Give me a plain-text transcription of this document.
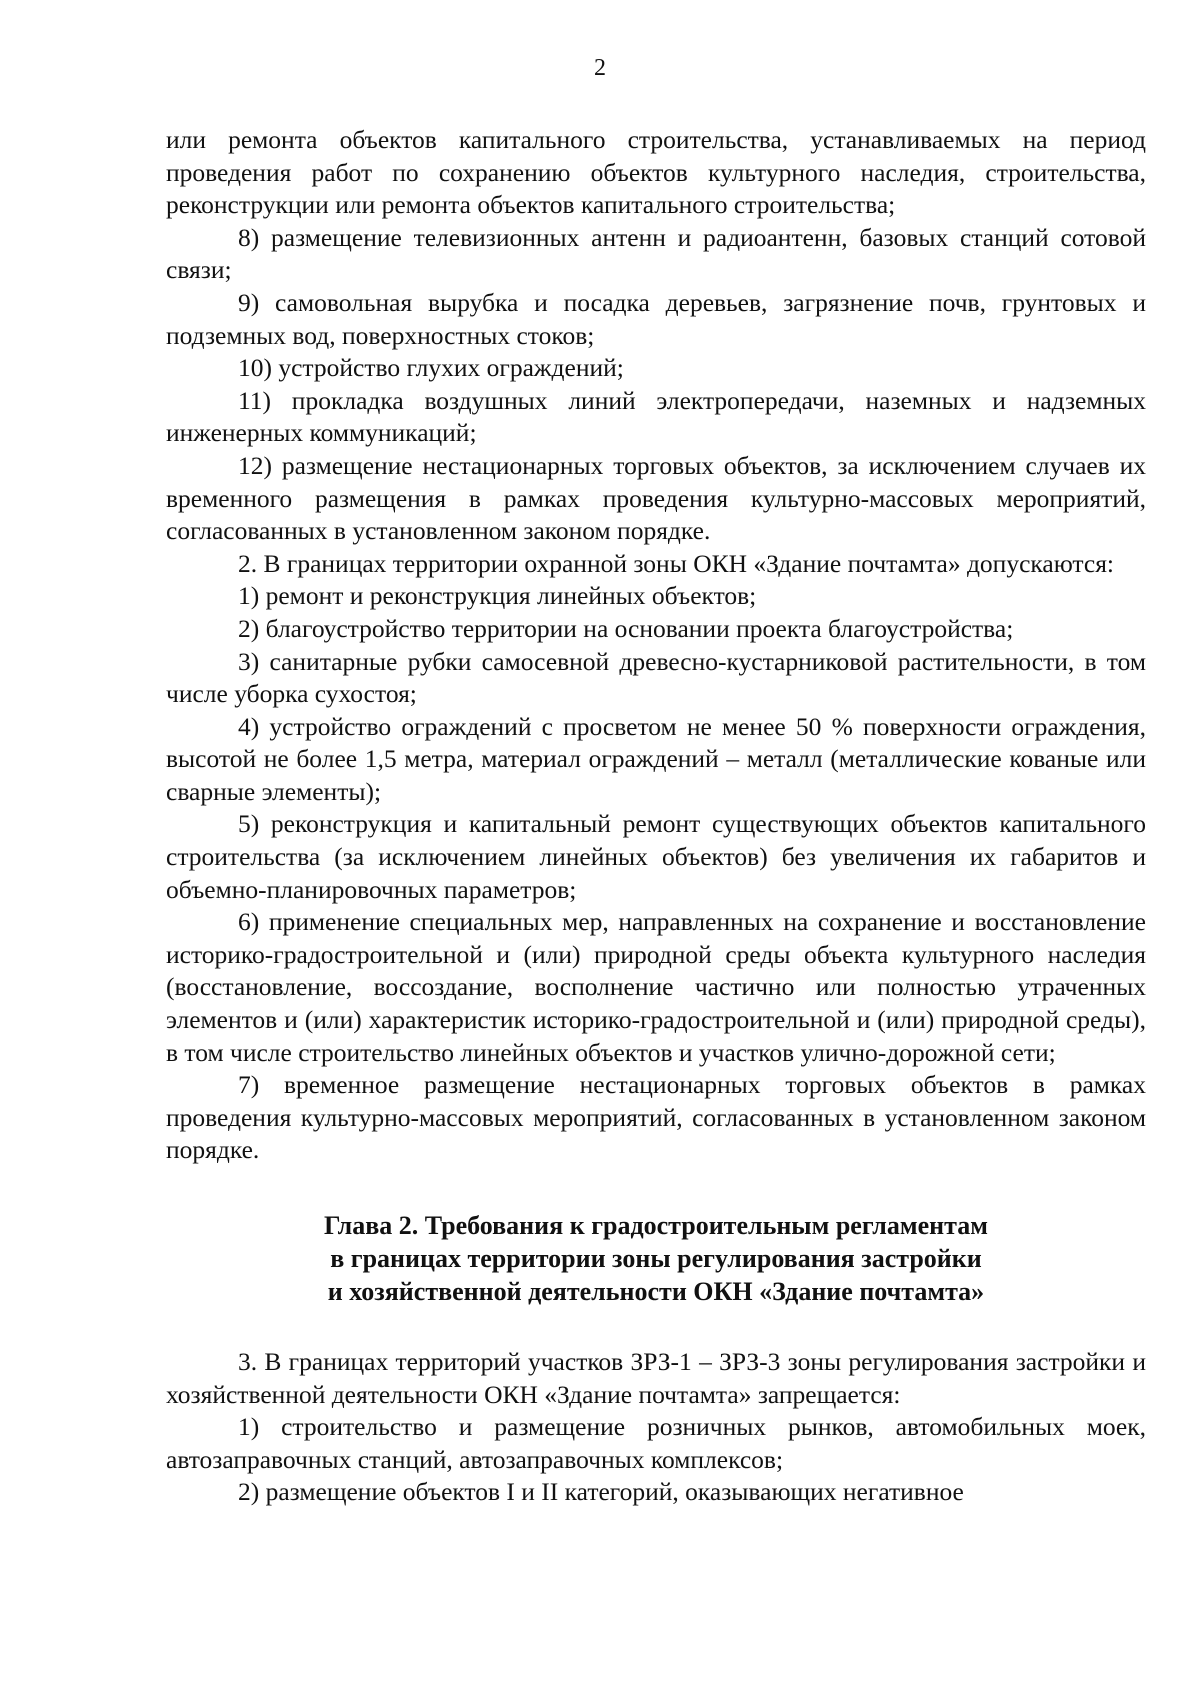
2

или ремонта объектов капитального строительства, устанавливаемых на период проведения работ по сохранению объектов культурного наследия, строительства, реконструкции или ремонта объектов капитального строительства;

8) размещение телевизионных антенн и радиоантенн, базовых станций сотовой связи;

9) самовольная вырубка и посадка деревьев, загрязнение почв, грунтовых и подземных вод, поверхностных стоков;

10) устройство глухих ограждений;

11) прокладка воздушных линий электропередачи, наземных и надземных инженерных коммуникаций;

12) размещение нестационарных торговых объектов, за исключением случаев их временного размещения в рамках проведения культурно-массовых мероприятий, согласованных в установленном законом порядке.

2. В границах территории охранной зоны ОКН «Здание почтамта» допускаются:

1) ремонт и реконструкция линейных объектов;

2) благоустройство территории на основании проекта благоустройства;

3) санитарные рубки самосевной древесно-кустарниковой растительности, в том числе уборка сухостоя;

4) устройство ограждений с просветом не менее 50 % поверхности ограждения, высотой не более 1,5 метра, материал ограждений – металл (металлические кованые или сварные элементы);

5) реконструкция и капитальный ремонт существующих объектов капитального строительства (за исключением линейных объектов) без увеличения их габаритов и объемно-планировочных параметров;

6) применение специальных мер, направленных на сохранение и восстановление историко-градостроительной и (или) природной среды объекта культурного наследия (восстановление, воссоздание, восполнение частично или полностью утраченных элементов и (или) характеристик историко-градостроительной и (или) природной среды), в том числе строительство линейных объектов и участков улично-дорожной сети;

7) временное размещение нестационарных торговых объектов в рамках проведения культурно-массовых мероприятий, согласованных в установленном законом порядке.

Глава 2. Требования к градостроительным регламентам
в границах территории зоны регулирования застройки
и хозяйственной деятельности ОКН «Здание почтамта»

3. В границах территорий участков ЗРЗ-1 – ЗРЗ-3 зоны регулирования застройки и хозяйственной деятельности ОКН «Здание почтамта» запрещается:

1) строительство и размещение розничных рынков, автомобильных моек, автозаправочных станций, автозаправочных комплексов;

2) размещение объектов I и II категорий, оказывающих негативное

▬▬▬

Exercise aim —
Find every line in the records that contains the word "территории"; copy those lines.

Answer for the task —
2. В границах территории охранной зоны ОКН «Здание почтамта» допускаются:
2) благоустройство территории на основании проекта благоустройства;
в границах территории зоны регулирования застройки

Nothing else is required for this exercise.